┌──
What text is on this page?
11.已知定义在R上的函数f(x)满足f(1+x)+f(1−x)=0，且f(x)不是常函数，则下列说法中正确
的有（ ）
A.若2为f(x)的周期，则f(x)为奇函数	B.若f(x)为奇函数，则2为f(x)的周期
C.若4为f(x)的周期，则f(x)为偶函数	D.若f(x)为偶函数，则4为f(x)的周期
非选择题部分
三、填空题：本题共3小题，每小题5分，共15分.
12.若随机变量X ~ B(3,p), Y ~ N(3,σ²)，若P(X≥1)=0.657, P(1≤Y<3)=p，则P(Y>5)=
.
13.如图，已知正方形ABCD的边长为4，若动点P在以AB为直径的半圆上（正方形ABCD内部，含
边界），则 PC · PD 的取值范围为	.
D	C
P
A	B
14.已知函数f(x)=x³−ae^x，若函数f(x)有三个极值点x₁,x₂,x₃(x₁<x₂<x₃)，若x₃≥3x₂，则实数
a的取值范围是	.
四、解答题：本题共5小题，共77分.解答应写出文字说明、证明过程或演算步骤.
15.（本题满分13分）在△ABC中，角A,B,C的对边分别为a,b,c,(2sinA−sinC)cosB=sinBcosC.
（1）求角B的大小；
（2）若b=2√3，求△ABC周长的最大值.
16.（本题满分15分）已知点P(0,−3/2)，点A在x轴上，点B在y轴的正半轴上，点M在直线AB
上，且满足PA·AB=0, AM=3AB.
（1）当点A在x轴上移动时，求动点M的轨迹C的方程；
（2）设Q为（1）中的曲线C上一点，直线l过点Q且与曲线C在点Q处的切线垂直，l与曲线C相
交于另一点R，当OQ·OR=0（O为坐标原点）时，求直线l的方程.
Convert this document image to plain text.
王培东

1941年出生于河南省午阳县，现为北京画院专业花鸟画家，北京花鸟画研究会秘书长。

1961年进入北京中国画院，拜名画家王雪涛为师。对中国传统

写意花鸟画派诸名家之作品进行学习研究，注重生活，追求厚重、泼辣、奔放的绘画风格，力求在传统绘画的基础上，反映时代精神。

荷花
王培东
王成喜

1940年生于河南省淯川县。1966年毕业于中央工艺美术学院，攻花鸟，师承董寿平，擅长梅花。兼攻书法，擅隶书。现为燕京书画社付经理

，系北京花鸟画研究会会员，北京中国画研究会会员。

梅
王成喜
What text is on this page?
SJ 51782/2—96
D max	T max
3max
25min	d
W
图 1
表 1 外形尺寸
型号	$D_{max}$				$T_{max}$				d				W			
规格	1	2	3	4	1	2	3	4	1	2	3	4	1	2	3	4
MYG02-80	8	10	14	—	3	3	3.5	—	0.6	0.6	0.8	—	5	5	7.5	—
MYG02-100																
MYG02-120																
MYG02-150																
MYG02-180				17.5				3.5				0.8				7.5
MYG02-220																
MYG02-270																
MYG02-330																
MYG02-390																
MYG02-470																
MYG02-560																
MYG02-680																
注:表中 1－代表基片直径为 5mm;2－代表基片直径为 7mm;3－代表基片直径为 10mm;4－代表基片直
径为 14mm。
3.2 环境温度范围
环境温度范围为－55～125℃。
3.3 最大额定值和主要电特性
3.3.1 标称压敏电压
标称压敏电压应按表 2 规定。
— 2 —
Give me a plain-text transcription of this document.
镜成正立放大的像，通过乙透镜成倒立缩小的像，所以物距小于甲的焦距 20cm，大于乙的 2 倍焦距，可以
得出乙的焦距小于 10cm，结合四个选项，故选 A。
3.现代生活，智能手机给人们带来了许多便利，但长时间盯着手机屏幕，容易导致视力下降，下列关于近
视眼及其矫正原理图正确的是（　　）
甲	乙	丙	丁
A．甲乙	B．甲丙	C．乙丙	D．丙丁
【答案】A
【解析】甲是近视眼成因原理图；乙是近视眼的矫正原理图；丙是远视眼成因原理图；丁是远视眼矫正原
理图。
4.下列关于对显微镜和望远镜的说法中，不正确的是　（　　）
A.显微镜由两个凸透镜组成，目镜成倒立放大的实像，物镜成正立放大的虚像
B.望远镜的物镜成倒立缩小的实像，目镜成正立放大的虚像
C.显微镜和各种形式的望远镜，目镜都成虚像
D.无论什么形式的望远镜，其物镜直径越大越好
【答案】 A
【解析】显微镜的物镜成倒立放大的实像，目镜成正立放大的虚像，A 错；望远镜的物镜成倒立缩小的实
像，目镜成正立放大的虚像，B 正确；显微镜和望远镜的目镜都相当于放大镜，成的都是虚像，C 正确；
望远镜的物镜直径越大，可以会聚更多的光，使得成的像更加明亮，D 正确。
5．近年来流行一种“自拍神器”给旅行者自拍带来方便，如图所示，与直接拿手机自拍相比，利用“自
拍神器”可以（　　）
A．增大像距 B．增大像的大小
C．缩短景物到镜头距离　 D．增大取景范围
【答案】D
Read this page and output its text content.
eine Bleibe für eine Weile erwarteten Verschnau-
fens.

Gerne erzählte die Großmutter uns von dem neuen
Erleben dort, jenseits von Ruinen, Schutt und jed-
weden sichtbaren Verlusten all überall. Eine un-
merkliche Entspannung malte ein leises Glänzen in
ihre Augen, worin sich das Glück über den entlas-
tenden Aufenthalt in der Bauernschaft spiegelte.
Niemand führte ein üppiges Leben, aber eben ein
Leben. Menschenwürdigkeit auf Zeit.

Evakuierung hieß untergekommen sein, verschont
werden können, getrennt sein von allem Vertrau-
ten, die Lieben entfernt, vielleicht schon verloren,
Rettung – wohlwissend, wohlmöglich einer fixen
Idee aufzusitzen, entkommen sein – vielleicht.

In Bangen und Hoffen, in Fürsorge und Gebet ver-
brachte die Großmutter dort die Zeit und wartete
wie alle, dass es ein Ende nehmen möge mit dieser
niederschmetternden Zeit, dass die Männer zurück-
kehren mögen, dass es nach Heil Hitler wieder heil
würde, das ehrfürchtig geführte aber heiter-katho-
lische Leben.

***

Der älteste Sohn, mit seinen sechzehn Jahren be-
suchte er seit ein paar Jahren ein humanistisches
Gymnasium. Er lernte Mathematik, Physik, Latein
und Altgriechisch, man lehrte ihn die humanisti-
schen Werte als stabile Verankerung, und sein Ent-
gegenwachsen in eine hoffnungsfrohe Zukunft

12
└──
[REQUIRED WORK]
Using the listing above, locate the lines that hold "目镜成正立放大的虚像" and copy each one.

[ANSWER FOR THIS EXERCISE]
B.望远镜的物镜成倒立缩小的实像，目镜成正立放大的虚像
【解析】显微镜的物镜成倒立放大的实像，目镜成正立放大的虚像，A 错；望远镜的物镜成倒立缩小的实
像，目镜成正立放大的虚像，B 正确；显微镜和望远镜的目镜都相当于放大镜，成的都是虚像，C 正确；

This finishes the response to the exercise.